Written exercise:
Search the data below for the word "Totale" and copy each line that holds it.

Stored dataset items
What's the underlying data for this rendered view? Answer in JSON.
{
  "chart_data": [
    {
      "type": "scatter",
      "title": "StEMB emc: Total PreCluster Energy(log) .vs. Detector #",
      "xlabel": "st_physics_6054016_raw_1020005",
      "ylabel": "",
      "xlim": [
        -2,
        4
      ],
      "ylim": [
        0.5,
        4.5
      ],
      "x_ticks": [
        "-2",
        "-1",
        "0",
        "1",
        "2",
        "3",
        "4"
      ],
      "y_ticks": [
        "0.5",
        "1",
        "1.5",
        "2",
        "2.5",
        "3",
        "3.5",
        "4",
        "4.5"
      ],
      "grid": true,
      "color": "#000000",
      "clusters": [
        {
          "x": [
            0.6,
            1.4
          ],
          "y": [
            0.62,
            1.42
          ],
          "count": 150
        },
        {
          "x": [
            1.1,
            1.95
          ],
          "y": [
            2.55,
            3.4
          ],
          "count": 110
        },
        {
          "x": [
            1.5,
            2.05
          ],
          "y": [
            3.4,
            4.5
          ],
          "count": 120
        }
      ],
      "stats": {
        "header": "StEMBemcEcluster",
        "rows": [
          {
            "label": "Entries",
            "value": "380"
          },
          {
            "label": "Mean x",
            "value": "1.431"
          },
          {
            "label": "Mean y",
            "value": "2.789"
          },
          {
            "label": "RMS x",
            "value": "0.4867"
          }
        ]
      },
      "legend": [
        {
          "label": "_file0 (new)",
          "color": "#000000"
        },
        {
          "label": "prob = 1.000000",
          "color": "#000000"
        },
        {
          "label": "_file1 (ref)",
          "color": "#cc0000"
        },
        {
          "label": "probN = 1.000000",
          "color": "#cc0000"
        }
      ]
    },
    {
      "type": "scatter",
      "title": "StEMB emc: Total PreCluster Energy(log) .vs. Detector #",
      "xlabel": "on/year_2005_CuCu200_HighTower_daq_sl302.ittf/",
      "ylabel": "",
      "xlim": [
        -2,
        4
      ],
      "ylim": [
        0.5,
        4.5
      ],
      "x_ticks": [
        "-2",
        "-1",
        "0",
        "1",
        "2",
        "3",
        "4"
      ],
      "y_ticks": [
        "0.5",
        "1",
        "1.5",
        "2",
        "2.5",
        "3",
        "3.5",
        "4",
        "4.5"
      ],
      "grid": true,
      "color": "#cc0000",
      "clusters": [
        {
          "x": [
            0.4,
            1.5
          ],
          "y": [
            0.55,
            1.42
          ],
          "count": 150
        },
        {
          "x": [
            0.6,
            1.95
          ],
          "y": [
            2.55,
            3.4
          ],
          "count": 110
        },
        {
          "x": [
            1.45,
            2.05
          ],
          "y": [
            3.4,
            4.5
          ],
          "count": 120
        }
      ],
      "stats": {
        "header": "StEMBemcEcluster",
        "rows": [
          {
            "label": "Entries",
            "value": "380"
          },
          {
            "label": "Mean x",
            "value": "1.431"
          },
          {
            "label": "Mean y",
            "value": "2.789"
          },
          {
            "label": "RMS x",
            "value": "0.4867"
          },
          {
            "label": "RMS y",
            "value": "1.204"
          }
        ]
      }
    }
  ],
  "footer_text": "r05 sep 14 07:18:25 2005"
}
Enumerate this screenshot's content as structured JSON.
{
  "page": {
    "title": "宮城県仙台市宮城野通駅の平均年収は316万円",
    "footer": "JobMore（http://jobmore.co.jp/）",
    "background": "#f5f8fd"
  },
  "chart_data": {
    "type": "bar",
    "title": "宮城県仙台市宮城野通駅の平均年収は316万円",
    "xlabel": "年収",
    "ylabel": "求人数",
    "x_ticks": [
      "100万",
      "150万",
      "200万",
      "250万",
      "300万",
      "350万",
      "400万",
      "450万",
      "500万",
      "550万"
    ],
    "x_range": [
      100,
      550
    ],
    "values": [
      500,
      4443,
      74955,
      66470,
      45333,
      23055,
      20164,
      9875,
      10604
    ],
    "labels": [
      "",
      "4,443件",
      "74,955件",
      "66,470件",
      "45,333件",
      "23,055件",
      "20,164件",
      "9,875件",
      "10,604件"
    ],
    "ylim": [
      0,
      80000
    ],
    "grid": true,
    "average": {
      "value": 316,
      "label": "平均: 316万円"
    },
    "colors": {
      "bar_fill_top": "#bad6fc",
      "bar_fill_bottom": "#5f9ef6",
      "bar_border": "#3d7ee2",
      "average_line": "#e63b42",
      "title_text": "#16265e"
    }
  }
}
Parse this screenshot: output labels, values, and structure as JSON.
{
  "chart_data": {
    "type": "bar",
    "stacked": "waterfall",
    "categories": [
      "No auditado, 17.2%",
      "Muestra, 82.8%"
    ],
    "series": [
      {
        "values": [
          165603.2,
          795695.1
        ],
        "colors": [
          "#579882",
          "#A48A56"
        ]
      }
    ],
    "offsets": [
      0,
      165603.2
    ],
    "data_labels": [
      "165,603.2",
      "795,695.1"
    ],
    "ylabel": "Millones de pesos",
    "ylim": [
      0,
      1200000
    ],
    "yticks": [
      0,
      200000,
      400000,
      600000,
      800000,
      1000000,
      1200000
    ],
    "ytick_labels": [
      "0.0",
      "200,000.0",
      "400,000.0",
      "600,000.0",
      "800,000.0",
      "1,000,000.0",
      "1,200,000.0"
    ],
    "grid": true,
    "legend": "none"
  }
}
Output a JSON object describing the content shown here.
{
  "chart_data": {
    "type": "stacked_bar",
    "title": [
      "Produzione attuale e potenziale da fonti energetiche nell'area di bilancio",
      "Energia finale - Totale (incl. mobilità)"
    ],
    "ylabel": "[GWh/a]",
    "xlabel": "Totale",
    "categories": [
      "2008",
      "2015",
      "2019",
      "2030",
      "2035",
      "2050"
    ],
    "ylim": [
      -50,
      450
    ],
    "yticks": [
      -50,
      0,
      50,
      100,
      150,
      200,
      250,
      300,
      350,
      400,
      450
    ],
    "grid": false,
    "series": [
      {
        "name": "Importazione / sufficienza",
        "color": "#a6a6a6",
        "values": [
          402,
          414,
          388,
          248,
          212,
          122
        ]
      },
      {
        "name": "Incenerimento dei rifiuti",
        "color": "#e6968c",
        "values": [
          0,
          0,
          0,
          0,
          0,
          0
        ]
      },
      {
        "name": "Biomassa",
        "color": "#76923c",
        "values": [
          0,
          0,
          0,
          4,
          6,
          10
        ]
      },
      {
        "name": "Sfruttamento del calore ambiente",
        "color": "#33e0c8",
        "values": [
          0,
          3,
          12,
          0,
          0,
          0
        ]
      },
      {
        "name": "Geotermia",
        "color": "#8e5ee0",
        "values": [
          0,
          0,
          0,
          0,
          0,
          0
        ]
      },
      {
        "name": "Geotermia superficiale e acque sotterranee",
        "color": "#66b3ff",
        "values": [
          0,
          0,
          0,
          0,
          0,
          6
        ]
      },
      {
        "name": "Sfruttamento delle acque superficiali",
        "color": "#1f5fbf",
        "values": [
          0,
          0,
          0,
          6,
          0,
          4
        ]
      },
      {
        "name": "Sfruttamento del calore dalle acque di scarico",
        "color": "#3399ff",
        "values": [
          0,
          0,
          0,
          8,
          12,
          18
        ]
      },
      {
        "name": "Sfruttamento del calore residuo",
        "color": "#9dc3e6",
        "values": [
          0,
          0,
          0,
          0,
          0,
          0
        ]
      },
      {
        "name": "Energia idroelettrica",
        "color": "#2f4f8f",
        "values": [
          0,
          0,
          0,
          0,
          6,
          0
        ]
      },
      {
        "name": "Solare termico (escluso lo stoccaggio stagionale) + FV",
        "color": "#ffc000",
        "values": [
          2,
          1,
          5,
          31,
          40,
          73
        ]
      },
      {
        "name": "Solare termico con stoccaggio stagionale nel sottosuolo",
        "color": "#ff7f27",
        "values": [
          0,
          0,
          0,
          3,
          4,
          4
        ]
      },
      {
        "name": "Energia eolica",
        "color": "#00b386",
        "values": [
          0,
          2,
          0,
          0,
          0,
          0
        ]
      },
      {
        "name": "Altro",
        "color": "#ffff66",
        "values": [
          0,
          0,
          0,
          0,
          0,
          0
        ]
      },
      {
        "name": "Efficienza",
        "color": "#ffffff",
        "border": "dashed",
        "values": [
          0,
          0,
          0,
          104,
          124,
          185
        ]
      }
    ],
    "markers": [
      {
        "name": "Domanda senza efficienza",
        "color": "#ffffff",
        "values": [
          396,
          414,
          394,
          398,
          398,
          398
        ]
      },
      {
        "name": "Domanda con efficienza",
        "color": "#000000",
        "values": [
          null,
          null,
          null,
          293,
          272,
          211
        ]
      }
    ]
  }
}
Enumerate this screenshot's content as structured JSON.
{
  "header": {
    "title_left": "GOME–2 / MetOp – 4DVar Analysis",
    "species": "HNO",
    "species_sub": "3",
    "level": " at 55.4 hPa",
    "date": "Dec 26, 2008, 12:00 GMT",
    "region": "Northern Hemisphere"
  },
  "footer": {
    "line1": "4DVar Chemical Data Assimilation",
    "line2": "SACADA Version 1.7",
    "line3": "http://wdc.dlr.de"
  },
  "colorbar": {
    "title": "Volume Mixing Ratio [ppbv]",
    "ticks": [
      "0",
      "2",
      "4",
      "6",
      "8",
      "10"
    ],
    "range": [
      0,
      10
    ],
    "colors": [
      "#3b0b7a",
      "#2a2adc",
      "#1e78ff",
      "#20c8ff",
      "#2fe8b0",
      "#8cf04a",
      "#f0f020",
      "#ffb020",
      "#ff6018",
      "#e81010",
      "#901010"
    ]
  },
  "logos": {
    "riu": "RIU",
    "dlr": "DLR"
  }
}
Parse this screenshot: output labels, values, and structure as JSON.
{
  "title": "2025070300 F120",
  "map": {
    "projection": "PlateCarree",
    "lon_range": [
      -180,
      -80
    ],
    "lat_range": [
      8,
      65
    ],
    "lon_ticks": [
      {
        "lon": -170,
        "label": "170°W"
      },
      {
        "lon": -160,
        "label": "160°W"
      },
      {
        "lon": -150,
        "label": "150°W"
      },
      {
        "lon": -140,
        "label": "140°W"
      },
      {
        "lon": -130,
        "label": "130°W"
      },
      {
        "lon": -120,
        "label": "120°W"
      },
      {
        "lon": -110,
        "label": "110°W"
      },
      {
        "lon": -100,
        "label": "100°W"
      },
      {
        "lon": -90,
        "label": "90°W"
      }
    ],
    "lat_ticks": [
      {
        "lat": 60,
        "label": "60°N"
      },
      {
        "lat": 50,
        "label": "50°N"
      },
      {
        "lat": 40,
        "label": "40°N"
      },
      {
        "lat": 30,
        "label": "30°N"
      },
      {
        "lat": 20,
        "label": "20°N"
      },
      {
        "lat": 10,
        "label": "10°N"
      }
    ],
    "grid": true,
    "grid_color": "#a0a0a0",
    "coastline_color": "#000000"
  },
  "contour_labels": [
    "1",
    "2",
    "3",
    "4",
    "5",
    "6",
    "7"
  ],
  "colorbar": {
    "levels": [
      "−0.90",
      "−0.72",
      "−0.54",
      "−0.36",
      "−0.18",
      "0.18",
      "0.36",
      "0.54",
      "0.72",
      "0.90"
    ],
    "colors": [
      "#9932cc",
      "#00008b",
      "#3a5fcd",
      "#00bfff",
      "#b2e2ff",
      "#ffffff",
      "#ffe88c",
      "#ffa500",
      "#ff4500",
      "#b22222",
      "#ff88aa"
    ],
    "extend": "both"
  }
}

Final answer:
      "Energia finale - Totale (incl. mobilità)"
    "xlabel": "Totale",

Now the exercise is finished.